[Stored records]
^^^^^^^^

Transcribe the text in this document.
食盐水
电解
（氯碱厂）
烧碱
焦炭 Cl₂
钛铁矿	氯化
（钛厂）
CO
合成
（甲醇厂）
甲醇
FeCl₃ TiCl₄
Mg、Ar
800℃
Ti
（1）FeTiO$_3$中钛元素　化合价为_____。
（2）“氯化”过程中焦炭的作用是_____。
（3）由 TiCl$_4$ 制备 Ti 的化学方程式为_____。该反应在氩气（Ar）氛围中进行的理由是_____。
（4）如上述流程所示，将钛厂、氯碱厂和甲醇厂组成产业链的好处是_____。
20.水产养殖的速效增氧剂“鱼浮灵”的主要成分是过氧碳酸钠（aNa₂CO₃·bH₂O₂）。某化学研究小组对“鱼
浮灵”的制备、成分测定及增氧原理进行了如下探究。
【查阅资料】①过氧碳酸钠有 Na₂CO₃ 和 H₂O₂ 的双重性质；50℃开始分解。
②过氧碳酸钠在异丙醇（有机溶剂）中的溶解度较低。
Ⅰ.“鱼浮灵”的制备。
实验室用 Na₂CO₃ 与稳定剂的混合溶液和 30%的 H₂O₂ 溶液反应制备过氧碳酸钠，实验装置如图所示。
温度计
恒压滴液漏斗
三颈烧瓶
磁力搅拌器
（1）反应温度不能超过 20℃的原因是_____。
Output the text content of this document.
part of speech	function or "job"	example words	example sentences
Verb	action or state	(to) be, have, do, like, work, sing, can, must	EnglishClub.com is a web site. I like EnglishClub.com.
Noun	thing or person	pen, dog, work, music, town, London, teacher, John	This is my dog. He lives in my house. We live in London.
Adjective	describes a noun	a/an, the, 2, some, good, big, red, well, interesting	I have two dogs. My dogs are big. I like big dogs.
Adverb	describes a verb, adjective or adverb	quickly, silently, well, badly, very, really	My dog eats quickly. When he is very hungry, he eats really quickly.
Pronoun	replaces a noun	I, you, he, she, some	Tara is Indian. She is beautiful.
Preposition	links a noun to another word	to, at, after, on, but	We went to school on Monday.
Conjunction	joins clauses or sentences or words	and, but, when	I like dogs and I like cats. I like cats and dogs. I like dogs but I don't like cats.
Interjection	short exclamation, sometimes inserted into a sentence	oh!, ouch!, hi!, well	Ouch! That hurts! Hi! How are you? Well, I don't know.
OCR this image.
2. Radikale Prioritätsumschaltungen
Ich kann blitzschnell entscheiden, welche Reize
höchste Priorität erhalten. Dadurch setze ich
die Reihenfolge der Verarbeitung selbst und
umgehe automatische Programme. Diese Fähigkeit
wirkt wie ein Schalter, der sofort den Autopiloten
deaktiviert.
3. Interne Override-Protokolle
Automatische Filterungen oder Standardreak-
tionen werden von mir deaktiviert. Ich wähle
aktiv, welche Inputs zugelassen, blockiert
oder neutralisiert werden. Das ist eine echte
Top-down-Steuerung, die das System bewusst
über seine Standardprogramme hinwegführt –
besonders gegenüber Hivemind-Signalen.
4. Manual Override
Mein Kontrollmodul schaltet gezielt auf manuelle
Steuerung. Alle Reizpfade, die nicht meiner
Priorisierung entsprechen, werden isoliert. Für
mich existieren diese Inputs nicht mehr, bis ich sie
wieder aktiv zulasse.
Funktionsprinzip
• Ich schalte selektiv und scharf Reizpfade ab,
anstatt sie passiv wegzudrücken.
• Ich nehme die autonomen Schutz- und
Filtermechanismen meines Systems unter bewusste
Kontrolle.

^^^^^^^^

THE EXERCISE:
Reproduce the entries above exactly.

THE OUTPUT:
Transcribe the text in this document.
食盐水
电解
（氯碱厂）
烧碱
焦炭 Cl₂
钛铁矿	氯化
（钛厂）
CO
合成
（甲醇厂）
甲醇
FeCl₃ TiCl₄
Mg、Ar
800℃
Ti
（1）FeTiO$_3$中钛元素　化合价为_____。
（2）“氯化”过程中焦炭的作用是_____。
（3）由 TiCl$_4$ 制备 Ti 的化学方程式为_____。该反应在氩气（Ar）氛围中进行的理由是_____。
（4）如上述流程所示，将钛厂、氯碱厂和甲醇厂组成产业链的好处是_____。
20.水产养殖的速效增氧剂“鱼浮灵”的主要成分是过氧碳酸钠（aNa₂CO₃·bH₂O₂）。某化学研究小组对“鱼
浮灵”的制备、成分测定及增氧原理进行了如下探究。
【查阅资料】①过氧碳酸钠有 Na₂CO₃ 和 H₂O₂ 的双重性质；50℃开始分解。
②过氧碳酸钠在异丙醇（有机溶剂）中的溶解度较低。
Ⅰ.“鱼浮灵”的制备。
实验室用 Na₂CO₃ 与稳定剂的混合溶液和 30%的 H₂O₂ 溶液反应制备过氧碳酸钠，实验装置如图所示。
温度计
恒压滴液漏斗
三颈烧瓶
磁力搅拌器
（1）反应温度不能超过 20℃的原因是_____。
Output the text content of this document.
part of speech	function or "job"	example words	example sentences
Verb	action or state	(to) be, have, do, like, work, sing, can, must	EnglishClub.com is a web site. I like EnglishClub.com.
Noun	thing or person	pen, dog, work, music, town, London, teacher, John	This is my dog. He lives in my house. We live in London.
Adjective	describes a noun	a/an, the, 2, some, good, big, red, well, interesting	I have two dogs. My dogs are big. I like big dogs.
Adverb	describes a verb, adjective or adverb	quickly, silently, well, badly, very, really	My dog eats quickly. When he is very hungry, he eats really quickly.
Pronoun	replaces a noun	I, you, he, she, some	Tara is Indian. She is beautiful.
Preposition	links a noun to another word	to, at, after, on, but	We went to school on Monday.
Conjunction	joins clauses or sentences or words	and, but, when	I like dogs and I like cats. I like cats and dogs. I like dogs but I don't like cats.
Interjection	short exclamation, sometimes inserted into a sentence	oh!, ouch!, hi!, well	Ouch! That hurts! Hi! How are you? Well, I don't know.
OCR this image.
2. Radikale Prioritätsumschaltungen
Ich kann blitzschnell entscheiden, welche Reize
höchste Priorität erhalten. Dadurch setze ich
die Reihenfolge der Verarbeitung selbst und
umgehe automatische Programme. Diese Fähigkeit
wirkt wie ein Schalter, der sofort den Autopiloten
deaktiviert.
3. Interne Override-Protokolle
Automatische Filterungen oder Standardreak-
tionen werden von mir deaktiviert. Ich wähle
aktiv, welche Inputs zugelassen, blockiert
oder neutralisiert werden. Das ist eine echte
Top-down-Steuerung, die das System bewusst
über seine Standardprogramme hinwegführt –
besonders gegenüber Hivemind-Signalen.
4. Manual Override
Mein Kontrollmodul schaltet gezielt auf manuelle
Steuerung. Alle Reizpfade, die nicht meiner
Priorisierung entsprechen, werden isoliert. Für
mich existieren diese Inputs nicht mehr, bis ich sie
wieder aktiv zulasse.
Funktionsprinzip
• Ich schalte selektiv und scharf Reizpfade ab,
anstatt sie passiv wegzudrücken.
• Ich nehme die autonomen Schutz- und
Filtermechanismen meines Systems unter bewusste
Kontrolle.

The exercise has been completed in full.